DonaldStott · 08/08/2017 08:57

Yanbu. Cost of holiday should be split x 4 unless kids go free or something. I don't expect your partner would feel you should pick up the bill for this.

alltouchedout · 08/08/2017 08:58

50/50. We divide costs per adult as a rule.

MissBax · 08/08/2017 08:58

It depends - how long have you been with DP? Do you have a good relationship with his DC? Will the money not come out of a joint account?

TractorTedTed · 08/08/2017 08:58

Do you live together?
I guess it depends how you usually arrange your finances, but it seems fine to me that he should pay for his own children.

PenelopeFlintstone · 08/08/2017 08:59

YANBU, especially if he earns more.

HipsterHunter · 08/08/2017 09:00

I'd expect that he would be covering the cost of his children.

Have you talked to him and disucussed expectations on the split?

CherieBabySpliffUp · 08/08/2017 09:01

Going against the grain and saying you should only pay 1/4.

Information provided:

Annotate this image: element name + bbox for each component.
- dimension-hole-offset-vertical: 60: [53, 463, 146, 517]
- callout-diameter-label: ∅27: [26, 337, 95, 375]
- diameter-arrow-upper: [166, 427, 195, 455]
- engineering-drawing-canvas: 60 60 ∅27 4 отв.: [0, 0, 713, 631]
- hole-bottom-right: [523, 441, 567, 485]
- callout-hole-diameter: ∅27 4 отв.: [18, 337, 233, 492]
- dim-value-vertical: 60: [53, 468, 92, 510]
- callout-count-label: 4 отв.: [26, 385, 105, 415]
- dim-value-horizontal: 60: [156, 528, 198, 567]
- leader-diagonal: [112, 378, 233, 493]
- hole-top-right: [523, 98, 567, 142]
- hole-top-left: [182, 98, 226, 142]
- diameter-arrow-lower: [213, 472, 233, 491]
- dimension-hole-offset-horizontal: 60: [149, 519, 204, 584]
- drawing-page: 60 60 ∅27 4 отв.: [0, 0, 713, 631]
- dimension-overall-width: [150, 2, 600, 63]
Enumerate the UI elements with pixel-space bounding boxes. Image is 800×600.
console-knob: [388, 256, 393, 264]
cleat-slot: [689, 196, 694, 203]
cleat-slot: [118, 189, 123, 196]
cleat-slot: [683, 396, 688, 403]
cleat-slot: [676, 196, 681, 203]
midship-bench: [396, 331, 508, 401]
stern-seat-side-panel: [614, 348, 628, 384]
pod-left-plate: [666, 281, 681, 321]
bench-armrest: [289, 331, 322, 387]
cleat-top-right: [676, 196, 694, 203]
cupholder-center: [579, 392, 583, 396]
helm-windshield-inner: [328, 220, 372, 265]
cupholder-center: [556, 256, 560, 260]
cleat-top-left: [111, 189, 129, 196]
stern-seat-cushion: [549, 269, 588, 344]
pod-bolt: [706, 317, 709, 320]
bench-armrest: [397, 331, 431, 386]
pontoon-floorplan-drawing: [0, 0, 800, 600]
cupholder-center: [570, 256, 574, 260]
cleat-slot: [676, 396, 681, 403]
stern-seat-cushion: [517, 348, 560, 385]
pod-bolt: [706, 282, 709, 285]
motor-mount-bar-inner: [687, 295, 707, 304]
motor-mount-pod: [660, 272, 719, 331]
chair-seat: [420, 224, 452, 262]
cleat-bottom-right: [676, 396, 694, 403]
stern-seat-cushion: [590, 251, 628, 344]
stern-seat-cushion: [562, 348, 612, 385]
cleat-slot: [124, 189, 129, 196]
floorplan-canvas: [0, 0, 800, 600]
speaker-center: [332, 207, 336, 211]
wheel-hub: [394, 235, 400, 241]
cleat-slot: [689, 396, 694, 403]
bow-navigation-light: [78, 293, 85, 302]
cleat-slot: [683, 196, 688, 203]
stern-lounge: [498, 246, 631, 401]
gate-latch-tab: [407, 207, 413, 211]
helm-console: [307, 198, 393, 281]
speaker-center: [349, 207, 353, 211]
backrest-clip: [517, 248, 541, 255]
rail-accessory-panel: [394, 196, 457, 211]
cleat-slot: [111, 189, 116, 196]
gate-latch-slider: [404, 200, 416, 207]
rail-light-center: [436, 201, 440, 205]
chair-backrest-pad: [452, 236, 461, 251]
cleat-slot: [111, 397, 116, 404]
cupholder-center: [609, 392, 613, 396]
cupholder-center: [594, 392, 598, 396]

Problem set:
#1 From the discussion about splitting holiday costs, transcribe the portion starting with "MissBax · 08/08/2017" and going on through "a joint account?".
#2 In the discussion about splitting holiday costs, rewrite the paragraph beginning "It depends - how long" as a brief list, keeping its main points.
#3 Resume the discussion about splitting holiday costs from the point where it stops.

Replies:
#1
MissBax · 08/08/2017 08:58

It depends - how long have you been with DP? Do you have a good relationship with his DC? Will the money not come out of a joint account?

#2
- The answer depends on the circumstances.
- How long have you been with DP?
- Do you have a good relationship with his DC?
- Will the money not come out of a joint account?

#3
4 of you eating, you are only 1 person. You should only pay 1/4.
He shouldn't expect you to go halves

bimbobaggins · 08/08/2017 09:01

Oh, I love a bill splitting thread.
How long have you been together, do you live together? I personally would not expect anyone to pay for my dc share of a holiday.

FrancisCrawford · 08/08/2017 09:03

This reply has been deleted

Message withdrawn at poster's request.

GaryBarlowsTaxReturn · 08/08/2017 09:04

I don't think you should be paying for his kids.

Nocabbageinmyeye · 08/08/2017 09:05

Not a hope! I assume from the op that you aren't together too long and don't share finances so no way would I pay 50/50

SM1234 · 08/08/2017 09:06

No we don't live together or have a joint account. I pay my way on our holidays and nights out etc but this is the first time this has come up really.

I will discuss with DP but I wanted to get some reactions to what's 'normal' in this situation first.

OP posts:
pinkdelight · 08/08/2017 09:08

As you don't live together or share finances, I'd be very surprised if he's expecting you to pay 50/50. He should pay for his DC's holiday, not you.

BertrandRussell · 08/08/2017 09:08

Is he expecting it to be 50:50?

JamOrCreamFirst · 08/08/2017 09:10

You should pay 1/4, (unless the children are cheaper in which case pay for one adult). You are not married or cohabiting as a family. Has he asked you for 50%?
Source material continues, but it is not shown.